* **TASK BRIEF**: Read the lines that follow and pick out every one containing the word "text".

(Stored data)
----

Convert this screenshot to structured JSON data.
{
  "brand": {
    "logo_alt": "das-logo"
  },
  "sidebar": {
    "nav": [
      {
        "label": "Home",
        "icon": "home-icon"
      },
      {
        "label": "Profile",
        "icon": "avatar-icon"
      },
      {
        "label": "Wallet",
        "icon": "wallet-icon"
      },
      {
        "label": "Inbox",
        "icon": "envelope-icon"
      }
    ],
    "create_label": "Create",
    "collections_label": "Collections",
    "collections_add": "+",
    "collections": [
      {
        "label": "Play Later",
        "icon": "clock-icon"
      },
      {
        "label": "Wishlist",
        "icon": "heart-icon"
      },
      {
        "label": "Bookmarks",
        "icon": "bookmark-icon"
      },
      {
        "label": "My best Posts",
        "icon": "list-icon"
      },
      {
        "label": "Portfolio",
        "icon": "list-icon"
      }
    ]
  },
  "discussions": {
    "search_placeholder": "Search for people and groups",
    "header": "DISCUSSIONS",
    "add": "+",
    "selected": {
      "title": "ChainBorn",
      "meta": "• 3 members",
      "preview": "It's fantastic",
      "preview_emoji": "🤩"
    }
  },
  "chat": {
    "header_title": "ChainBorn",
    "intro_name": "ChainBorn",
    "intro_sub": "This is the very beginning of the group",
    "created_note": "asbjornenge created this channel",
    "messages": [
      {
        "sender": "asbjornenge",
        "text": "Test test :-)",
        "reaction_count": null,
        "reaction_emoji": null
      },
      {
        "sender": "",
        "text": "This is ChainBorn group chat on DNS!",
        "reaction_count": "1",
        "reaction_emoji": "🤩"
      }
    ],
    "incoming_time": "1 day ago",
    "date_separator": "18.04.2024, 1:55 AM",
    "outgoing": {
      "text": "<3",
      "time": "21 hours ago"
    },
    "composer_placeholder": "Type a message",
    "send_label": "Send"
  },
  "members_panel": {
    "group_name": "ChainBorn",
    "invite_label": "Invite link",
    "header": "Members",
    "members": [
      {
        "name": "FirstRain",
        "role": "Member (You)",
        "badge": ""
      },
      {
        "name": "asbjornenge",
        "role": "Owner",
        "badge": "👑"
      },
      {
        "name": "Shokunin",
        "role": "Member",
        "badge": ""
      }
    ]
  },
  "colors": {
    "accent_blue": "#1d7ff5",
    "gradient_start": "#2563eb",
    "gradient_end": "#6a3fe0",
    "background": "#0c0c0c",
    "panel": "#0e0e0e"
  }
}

----

* **SOLUTION FOR THIS TASK**:
        "text": "Test test :-)",
        "text": "This is ChainBorn group chat on DNS!",
      "text": "<3",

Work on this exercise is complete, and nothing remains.